Convert the lines starting at the one containing "Output 12 of" and ending at the one containing "y-axis-title: log[N(O)/N(H)]+12 <box>24" into a JSON list of strings, one string per line, leaving out blank lines.

## Begin Records for processing

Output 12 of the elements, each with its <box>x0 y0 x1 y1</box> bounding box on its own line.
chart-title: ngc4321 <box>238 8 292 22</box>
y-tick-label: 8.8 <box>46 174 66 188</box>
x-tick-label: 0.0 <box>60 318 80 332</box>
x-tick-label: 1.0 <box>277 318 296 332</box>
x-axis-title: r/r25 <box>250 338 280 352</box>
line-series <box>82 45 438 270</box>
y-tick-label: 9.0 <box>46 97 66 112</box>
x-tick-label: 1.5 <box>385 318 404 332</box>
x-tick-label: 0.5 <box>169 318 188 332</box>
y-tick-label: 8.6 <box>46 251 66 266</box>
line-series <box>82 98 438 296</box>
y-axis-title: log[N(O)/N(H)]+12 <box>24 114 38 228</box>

## End Records for processing
## Begin Records for processing

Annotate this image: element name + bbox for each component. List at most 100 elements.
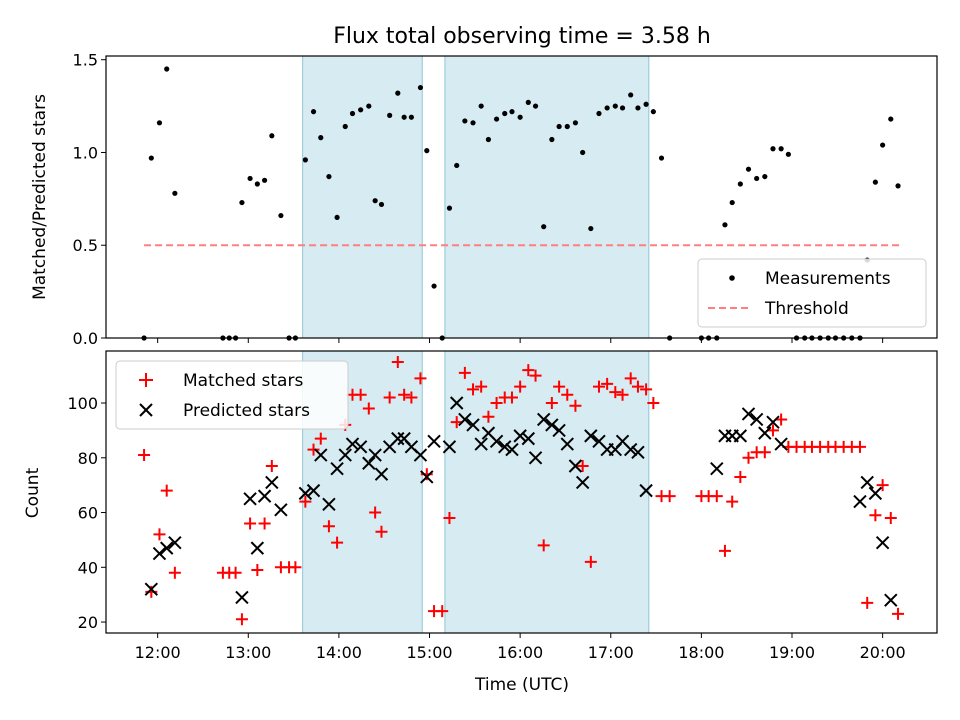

## End Records for processing

__Reply to the task__.
[
  "Output 12 of the elements, each with its <box>x0 y0 x1 y1</box> bounding box on its own line.",
  "chart-title: ngc4321 <box>238 8 292 22</box>",
  "y-tick-label: 8.8 <box>46 174 66 188</box>",
  "x-tick-label: 0.0 <box>60 318 80 332</box>",
  "x-tick-label: 1.0 <box>277 318 296 332</box>",
  "x-axis-title: r/r25 <box>250 338 280 352</box>",
  "line-series <box>82 45 438 270</box>",
  "y-tick-label: 9.0 <box>46 97 66 112</box>",
  "x-tick-label: 1.5 <box>385 318 404 332</box>",
  "x-tick-label: 0.5 <box>169 318 188 332</box>",
  "y-tick-label: 8.6 <box>46 251 66 266</box>",
  "line-series <box>82 98 438 296</box>",
  "y-axis-title: log[N(O)/N(H)]+12 <box>24 114 38 228</box>"
]